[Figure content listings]

==========

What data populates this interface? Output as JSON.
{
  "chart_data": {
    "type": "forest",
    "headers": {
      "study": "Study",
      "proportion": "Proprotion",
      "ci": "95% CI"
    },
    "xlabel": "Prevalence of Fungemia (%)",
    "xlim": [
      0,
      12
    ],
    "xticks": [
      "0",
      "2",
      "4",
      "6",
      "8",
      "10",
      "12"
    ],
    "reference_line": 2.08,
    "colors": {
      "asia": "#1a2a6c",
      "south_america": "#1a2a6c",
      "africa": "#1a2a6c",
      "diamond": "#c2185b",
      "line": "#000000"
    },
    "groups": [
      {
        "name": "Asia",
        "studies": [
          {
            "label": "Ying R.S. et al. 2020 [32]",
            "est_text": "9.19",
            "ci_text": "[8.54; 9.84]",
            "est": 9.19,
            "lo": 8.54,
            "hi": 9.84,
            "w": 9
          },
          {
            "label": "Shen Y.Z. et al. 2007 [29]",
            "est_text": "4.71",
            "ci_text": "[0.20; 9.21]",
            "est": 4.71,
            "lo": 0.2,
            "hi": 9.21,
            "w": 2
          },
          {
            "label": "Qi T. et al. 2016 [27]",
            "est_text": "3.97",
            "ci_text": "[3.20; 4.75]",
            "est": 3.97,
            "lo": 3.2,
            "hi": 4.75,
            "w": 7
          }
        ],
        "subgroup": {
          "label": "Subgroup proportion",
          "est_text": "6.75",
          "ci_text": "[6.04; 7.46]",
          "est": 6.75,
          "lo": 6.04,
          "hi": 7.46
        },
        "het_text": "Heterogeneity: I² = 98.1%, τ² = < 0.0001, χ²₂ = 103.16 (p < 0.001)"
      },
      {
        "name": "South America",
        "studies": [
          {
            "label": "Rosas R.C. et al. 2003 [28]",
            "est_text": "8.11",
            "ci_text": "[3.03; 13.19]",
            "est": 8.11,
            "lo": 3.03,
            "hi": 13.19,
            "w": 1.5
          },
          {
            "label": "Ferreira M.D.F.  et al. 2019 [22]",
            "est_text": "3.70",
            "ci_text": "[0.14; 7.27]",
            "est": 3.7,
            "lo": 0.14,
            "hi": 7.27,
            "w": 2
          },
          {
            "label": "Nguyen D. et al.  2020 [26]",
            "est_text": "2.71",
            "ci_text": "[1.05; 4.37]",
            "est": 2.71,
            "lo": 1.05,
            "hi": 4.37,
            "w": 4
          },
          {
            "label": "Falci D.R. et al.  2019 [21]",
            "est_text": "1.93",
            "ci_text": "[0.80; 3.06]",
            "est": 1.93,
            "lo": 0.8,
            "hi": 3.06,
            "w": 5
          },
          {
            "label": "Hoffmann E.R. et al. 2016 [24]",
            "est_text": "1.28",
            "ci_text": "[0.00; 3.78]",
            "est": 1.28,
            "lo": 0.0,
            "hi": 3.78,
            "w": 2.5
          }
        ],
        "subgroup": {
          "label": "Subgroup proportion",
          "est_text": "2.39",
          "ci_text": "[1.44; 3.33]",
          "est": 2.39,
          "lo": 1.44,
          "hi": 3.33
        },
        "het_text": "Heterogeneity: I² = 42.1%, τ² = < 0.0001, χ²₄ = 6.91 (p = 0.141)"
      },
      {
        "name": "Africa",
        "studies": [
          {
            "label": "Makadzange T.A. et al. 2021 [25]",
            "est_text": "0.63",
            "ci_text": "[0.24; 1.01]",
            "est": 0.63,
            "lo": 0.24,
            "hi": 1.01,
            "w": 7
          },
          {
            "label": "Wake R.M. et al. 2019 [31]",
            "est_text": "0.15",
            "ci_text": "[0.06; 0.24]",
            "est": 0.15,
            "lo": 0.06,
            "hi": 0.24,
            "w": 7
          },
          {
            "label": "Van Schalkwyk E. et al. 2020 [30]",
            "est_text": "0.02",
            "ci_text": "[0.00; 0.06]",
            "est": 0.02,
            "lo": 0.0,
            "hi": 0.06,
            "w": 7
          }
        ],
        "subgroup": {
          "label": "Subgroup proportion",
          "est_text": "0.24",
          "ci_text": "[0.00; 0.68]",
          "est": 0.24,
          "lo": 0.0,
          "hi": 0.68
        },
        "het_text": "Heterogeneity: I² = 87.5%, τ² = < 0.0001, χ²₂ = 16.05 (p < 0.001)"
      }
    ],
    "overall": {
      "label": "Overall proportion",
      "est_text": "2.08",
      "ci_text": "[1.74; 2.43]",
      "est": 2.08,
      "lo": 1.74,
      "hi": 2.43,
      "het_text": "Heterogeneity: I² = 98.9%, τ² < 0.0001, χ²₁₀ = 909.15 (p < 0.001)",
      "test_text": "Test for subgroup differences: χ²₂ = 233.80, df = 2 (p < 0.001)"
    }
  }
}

==========

From the entries above, select each line containing the string "Heterogeneity".

* **Result**:
        "het_text": "Heterogeneity: I² = 98.1%, τ² = < 0.0001, χ²₂ = 103.16 (p < 0.001)"
        "het_text": "Heterogeneity: I² = 42.1%, τ² = < 0.0001, χ²₄ = 6.91 (p = 0.141)"
        "het_text": "Heterogeneity: I² = 87.5%, τ² = < 0.0001, χ²₂ = 16.05 (p < 0.001)"
      "het_text": "Heterogeneity: I² = 98.9%, τ² < 0.0001, χ²₁₀ = 909.15 (p < 0.001)",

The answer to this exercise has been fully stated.